___ INPUT MATERIAL

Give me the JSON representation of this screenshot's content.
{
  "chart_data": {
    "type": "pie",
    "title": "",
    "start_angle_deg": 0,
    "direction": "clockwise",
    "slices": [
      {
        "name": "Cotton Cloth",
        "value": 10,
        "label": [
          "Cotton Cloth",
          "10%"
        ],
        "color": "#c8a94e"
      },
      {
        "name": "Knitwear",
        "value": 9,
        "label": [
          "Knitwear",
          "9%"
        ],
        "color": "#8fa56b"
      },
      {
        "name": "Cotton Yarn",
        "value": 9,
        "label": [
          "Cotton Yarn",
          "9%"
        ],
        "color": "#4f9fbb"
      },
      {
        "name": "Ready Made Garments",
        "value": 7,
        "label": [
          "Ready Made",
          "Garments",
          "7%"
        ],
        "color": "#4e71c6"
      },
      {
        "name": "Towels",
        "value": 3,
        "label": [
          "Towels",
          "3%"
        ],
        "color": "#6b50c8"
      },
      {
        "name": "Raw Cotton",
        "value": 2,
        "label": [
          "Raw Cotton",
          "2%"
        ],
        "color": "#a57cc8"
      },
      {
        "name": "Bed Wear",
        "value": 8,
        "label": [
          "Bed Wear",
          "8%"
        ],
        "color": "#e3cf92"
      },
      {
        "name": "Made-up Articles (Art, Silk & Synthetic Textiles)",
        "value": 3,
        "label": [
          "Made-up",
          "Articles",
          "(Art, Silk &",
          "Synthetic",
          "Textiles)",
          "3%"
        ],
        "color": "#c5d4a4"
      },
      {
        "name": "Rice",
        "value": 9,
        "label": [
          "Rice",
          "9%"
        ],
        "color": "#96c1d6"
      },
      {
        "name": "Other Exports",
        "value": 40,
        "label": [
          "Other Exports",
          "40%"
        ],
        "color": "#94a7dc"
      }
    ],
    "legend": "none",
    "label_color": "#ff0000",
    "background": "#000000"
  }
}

______

Copy out the lines in which the string "Textiles" appears.

        "name": "Made-up Articles (Art, Silk & Synthetic Textiles)",
          "Textiles)",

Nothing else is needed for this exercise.